## WHAT YOU NEED TO DO:
(1) Return verbatim the portion of the passage on Words of Estimative Probability that begins at the words "Words such as" and ends after the words "ranges to them.".
(2) According to the passage on Words of Estimative Probability, who originally defined them?
(3) Write what comes next in the passage on Words of Estimative Probability in cyber threat intelligence, picking up after its final sentence.

## PAGE:
Words of Estimative Probability (WEP) in Cyber Threat Intel
Words of Estimative Probability (WEP or WEPs) are used to express the likelihood of an event occurring. They’re necessary because there are varying degrees of reliability of intelligence sources and information. They were originally defined by CIA analyst Sherman Kent, and are frequently used in cyber threat intelligence, as well as other intelligence disciplines.
Words such as “unlikely,” “probable,” or “almost certain” can be ambiguous, so someone reading finished intelligence may interpret them differently than the analyst who produced the intelligence. Words of Estimative Probability help reduce misunderstanding by quantifying such qualitative statements, by assigning probability ranges to them.
Words of Estimative Probability are available in MISP, which refers to them as estimative language.

## DATA BLOCK:
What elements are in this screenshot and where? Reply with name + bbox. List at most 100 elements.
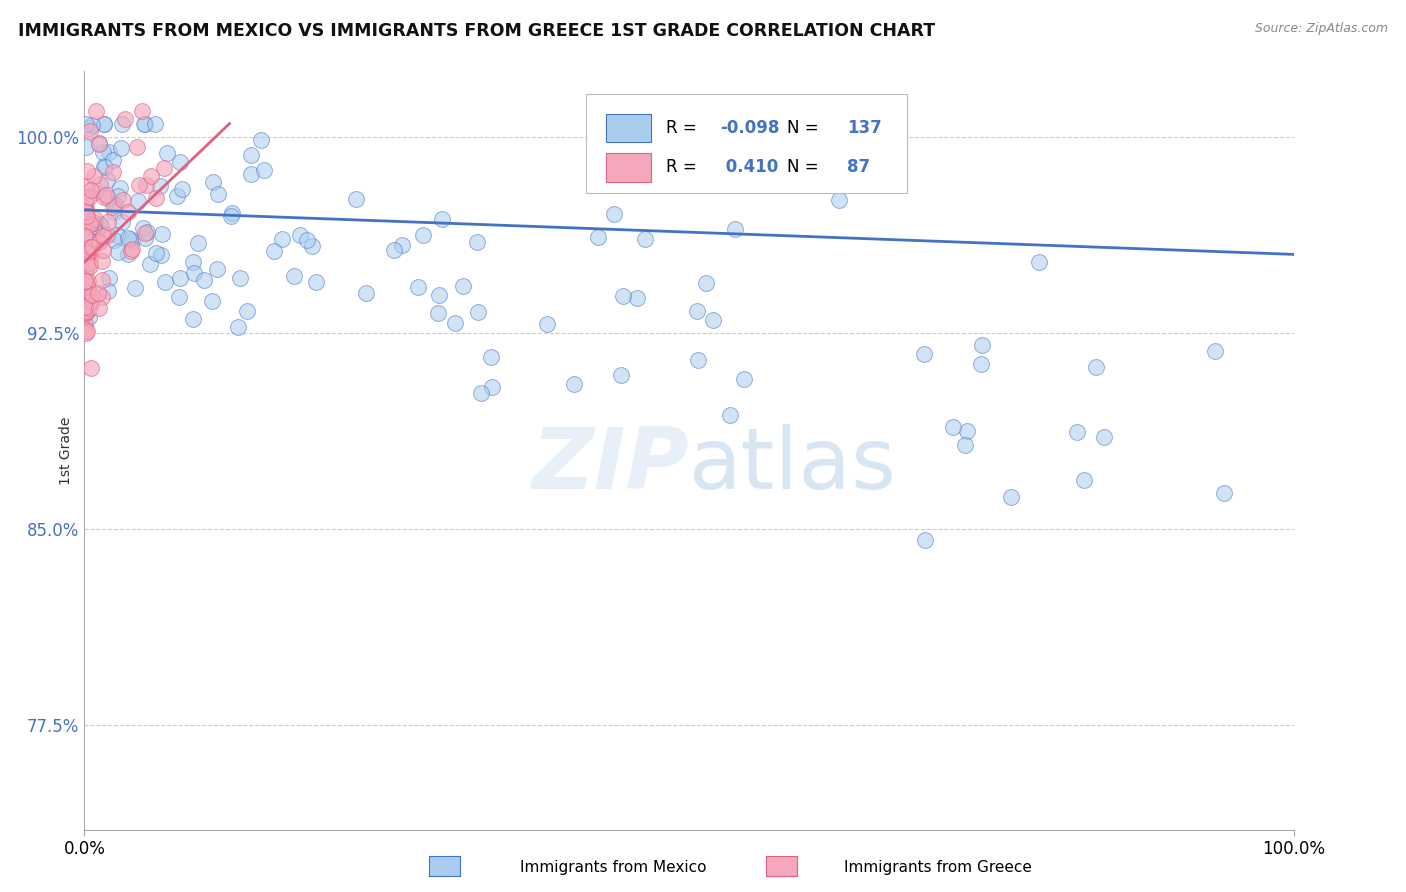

## RESPONSE LIST:
(1)
Words such as “unlikely,” “probable,” or “almost certain” can be ambiguous, so someone reading finished intelligence may interpret them differently than the analyst who produced the intelligence. Words of Estimative Probability help reduce misunderstanding by quantifying such qualitative statements, by assigning probability ranges to them.

(2) CIA analyst Sherman Kent.

(3)
Sherman Kent’s Words of Estimative Probability
- 100%: Certainty
- 93% ± 6% (87–99%): Almost certain
- 75% ± 12 % (63–87%): Probable
- 50% ± 10 % (40–60%): Chances about even
- 30% ± 10 % (20–40%): Probably not
- 7% ± 5 % (2–12%): Almost certainly not
- 0%: Impossibility
Center for Cyber Intelligence’s Words of Estimative Probability
Here are alternative Words of Estimative Probability defined by the Center for Cyber Intelligence:
- Highly Likely (highly probable, convinced, virtually/almost certain, high likelihood, odds/chances are overwhelming): >90%
- Likely (probable, chances are good): 60–89%
- Even Chance (possible, chances are about even): 40–59%
- Unlikely (not likely, improbable, doubtful): 10–39%
- Highly Unlikely (highly improbable, nearly impossible, highly doubtful, almost certainly not, virtually impossible): <9%
Some intelligence organizations use confidence levels, such as low, moderate, and high confidence.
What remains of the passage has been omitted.